[Start]
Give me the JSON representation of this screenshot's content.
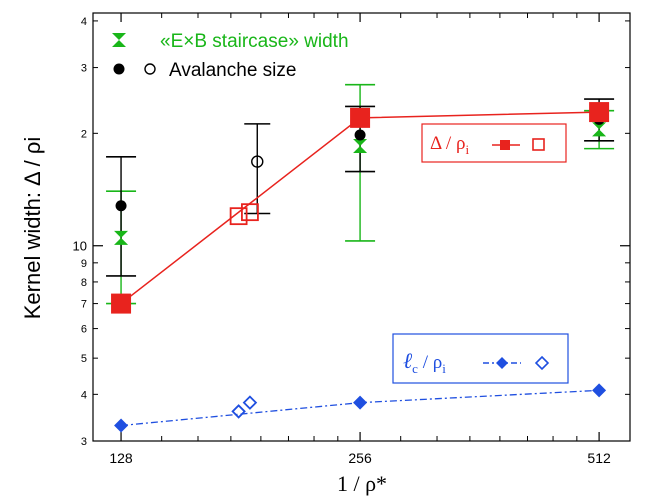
{
  "chart_data": {
    "type": "scatter",
    "title": "",
    "xlabel": "1 / ρ*",
    "ylabel": "Kernel width:  Δ / ρi",
    "xscale": "log2",
    "yscale": "log",
    "xlim": [
      118,
      560
    ],
    "ylim": [
      3,
      42
    ],
    "x_ticks": [
      128,
      256,
      512
    ],
    "x_tick_labels": [
      "128",
      "256",
      "512"
    ],
    "y_major_ticks": [
      10
    ],
    "y_major_labels": [
      "10"
    ],
    "y_minor_ticks": [
      3,
      4,
      5,
      6,
      7,
      8,
      9,
      20,
      30,
      40
    ],
    "y_minor_labels": [
      "3",
      "4",
      "5",
      "6",
      "7",
      "8",
      "9",
      "2",
      "3",
      "4"
    ],
    "grid": false,
    "legend_placement": "top-left",
    "legend": [
      {
        "text": "«E×B staircase» width",
        "color": "#19b619",
        "marker": "hourglass"
      },
      {
        "text": "Avalanche size",
        "color": "#000000",
        "marker": "circle-filled-and-open"
      }
    ],
    "annotations": [
      {
        "base": "Δ / ρ",
        "sub": "i",
        "color": "#e8231e",
        "placement": "right-middle"
      },
      {
        "base": "ℓ",
        "sub_c": "c",
        "rest": " / ρ",
        "sub": "i",
        "color": "#1f4fe0",
        "placement": "bottom-right"
      }
    ],
    "series": [
      {
        "kind": "delta_filled",
        "color": "#e8231e",
        "marker": "square-filled",
        "line": "solid",
        "points": [
          [
            128,
            7.0
          ],
          [
            256,
            22.0
          ],
          [
            512,
            22.8
          ]
        ]
      },
      {
        "kind": "delta_open",
        "color": "#e8231e",
        "marker": "square-open",
        "points": [
          [
            180,
            12.0
          ],
          [
            186,
            12.3
          ]
        ]
      },
      {
        "kind": "lc_filled",
        "color": "#1f4fe0",
        "marker": "diamond-filled",
        "line": "dashdot",
        "points": [
          [
            128,
            3.3
          ],
          [
            256,
            3.8
          ],
          [
            512,
            4.1
          ]
        ]
      },
      {
        "kind": "lc_open",
        "color": "#1f4fe0",
        "marker": "diamond-open",
        "points": [
          [
            180,
            3.6
          ],
          [
            186,
            3.8
          ]
        ]
      },
      {
        "kind": "staircase",
        "color": "#19b619",
        "marker": "hourglass",
        "points": [
          {
            "x": 128,
            "y": 10.5,
            "lo": 7.0,
            "hi": 14.0
          },
          {
            "x": 256,
            "y": 18.5,
            "lo": 10.3,
            "hi": 27.0
          },
          {
            "x": 512,
            "y": 20.5,
            "lo": 18.2,
            "hi": 23.0
          }
        ]
      },
      {
        "kind": "avalanche_filled",
        "color": "#000000",
        "marker": "circle-filled",
        "points": [
          {
            "x": 128,
            "y": 12.8,
            "lo": 8.3,
            "hi": 17.3
          },
          {
            "x": 256,
            "y": 19.8,
            "lo": 15.8,
            "hi": 23.6
          },
          {
            "x": 512,
            "y": 21.8,
            "lo": 19.1,
            "hi": 24.7
          }
        ]
      },
      {
        "kind": "avalanche_open",
        "color": "#000000",
        "marker": "circle-open",
        "points": [
          {
            "x": 190,
            "y": 16.8,
            "lo": 12.2,
            "hi": 21.2
          }
        ]
      }
    ]
  }
}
[End]
• The exercise
Search the entries for the string "width" and collect each line that has it.

• Written solution
    "ylabel": "Kernel width:  Δ / ρi",
        "text": "«E×B staircase» width",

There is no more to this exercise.